## Start

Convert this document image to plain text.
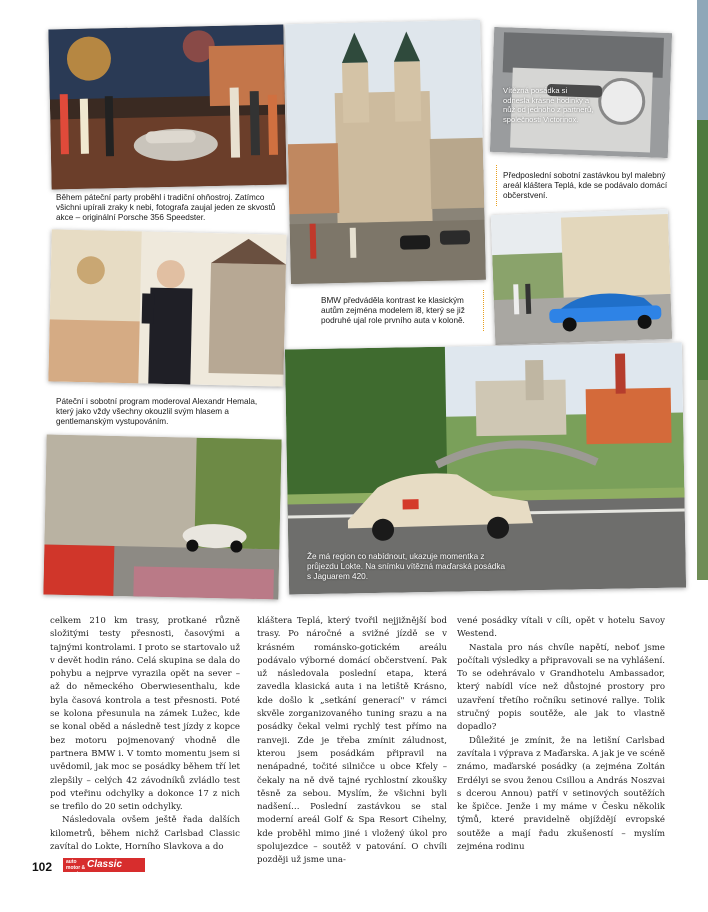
Během páteční party proběhl i tradiční ohňostroj. Zatímco všichni upírali zraky k nebi, fotografa zaujal jeden ze skvostů akce – originální Porsche 356 Speedster.
Vítězná posádka si odnesla krásné hodinky a nůž od jednoho z partnerů, společnosti Victorinox.
Předposlední sobotní zastávkou byl malebný areál kláštera Teplá, kde se podávalo domácí občerstvení.
BMW předváděla kontrast ke klasickým autům zejména modelem i8, který se již podruhé ujal role prvního auta v koloně.
Páteční i sobotní program moderoval Alexandr Hemala, který jako vždy všechny okouzlil svým hlasem a gentlemanským vystupováním.
Že má region co nabídnout, ukazuje momentka z průjezdu Lokte. Na snímku vítězná maďarská posádka s Jaguarem 420.

celkem 210 km trasy, protkané různě složitými testy přesnosti, časovými a tajnými kontrolami. I proto se startovalo už v devět hodin ráno. Celá skupina se dala do pohybu a nejprve vyrazila opět na sever – až do německého Oberwiesenthalu, kde byla časová kontrola a test přesnosti. Poté se kolona přesunula na zámek Lužec, kde se konal oběd a následně test jízdy z kopce bez motoru pojmenovaný vhodně dle partnera BMW i. V tomto momentu jsem si uvědomil, jak moc se posádky během tří let zlepšily – celých 42 závodníků zvládlo test pod vteřinu odchylky a dokonce 17 z nich se trefilo do 20 setin odchylky.

Následovala ovšem ještě řada dalších kilometrů, během nichž Carlsbad Classic zavítal do Lokte, Horního Slavkova a do

kláštera Teplá, který tvořil nejjižnější bod trasy. Po náročné a svižné jízdě se v krásném románsko-gotickém areálu podávalo výborné domácí občerstvení. Pak už následovala poslední etapa, která zavedla klasická auta i na letiště Krásno, kde došlo k „setkání generací" v rámci skvěle zorganizovaného tuning srazu a na posádky čekal velmi rychlý test přímo na ranveji. Zde je třeba zmínit záludnost, kterou jsem posádkám připravil na nenápadné, točité silničce u obce Kfely – čekaly na ně dvě tajné rychlostní zkoušky těsně za sebou. Myslím, že všichni byli nadšení… Poslední zastávkou se stal moderní areál Golf & Spa Resort Cihelny, kde proběhl mimo jiné i vložený úkol pro spolujezdce – soutěž v patování. O chvíli později už jsme una-

vené posádky vítali v cíli, opět v hotelu Savoy Westend.

Nastala pro nás chvíle napětí, neboť jsme počítali výsledky a připravovali se na vyhlášení. To se odehrávalo v Grandhotelu Ambassador, který nabídl více než důstojné prostory pro uzavření třetího ročníku setinové rallye. Tolik stručný popis soutěže, ale jak to vlastně dopadlo?

Důležité je zmínit, že na letišní Carlsbad zavítala i výprava z Maďarska. A jak je ve scéně známo, maďarské posádky (a zejména Zoltán Erdélyi se svou ženou Csillou a András Noszvai s dcerou Annou) patří v setinových soutěžích ke špičce. Jenže i my máme v Česku několik týmů, které pravidelně objíždějí evropské soutěže a mají řadu zkušeností – myslím zejména rodinu

102	auto motor & sport
Classic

## End

**AIM**
Read the entries and show each line that mentions "auta".

**THE RESPONSE**
BMW předváděla kontrast ke klasickým autům zejména modelem i8, který se již podruhé ujal role prvního auta v koloně.
kláštera Teplá, který tvořil nejjižnější bod trasy. Po náročné a svižné jízdě se v krásném románsko-gotickém areálu podávalo výborné domácí občerstvení. Pak už následovala poslední etapa, která zavedla klasická auta i na letiště Krásno, kde došlo k „setkání generací" v rámci skvěle zorganizovaného tuning srazu a na posádky čekal velmi rychlý test přímo na ranveji. Zde je třeba zmínit záludnost, kterou jsem posádkám připravil na nenápadné, točité silničce u obce Kfely – čekaly na ně dvě tajné rychlostní zkoušky těsně za sebou. Myslím, že všichni byli nadšení… Poslední zastávkou se stal moderní areál Golf & Spa Resort Cihelny, kde proběhl mimo jiné i vložený úkol pro spolujezdce – soutěž v patování. O chvíli později už jsme una-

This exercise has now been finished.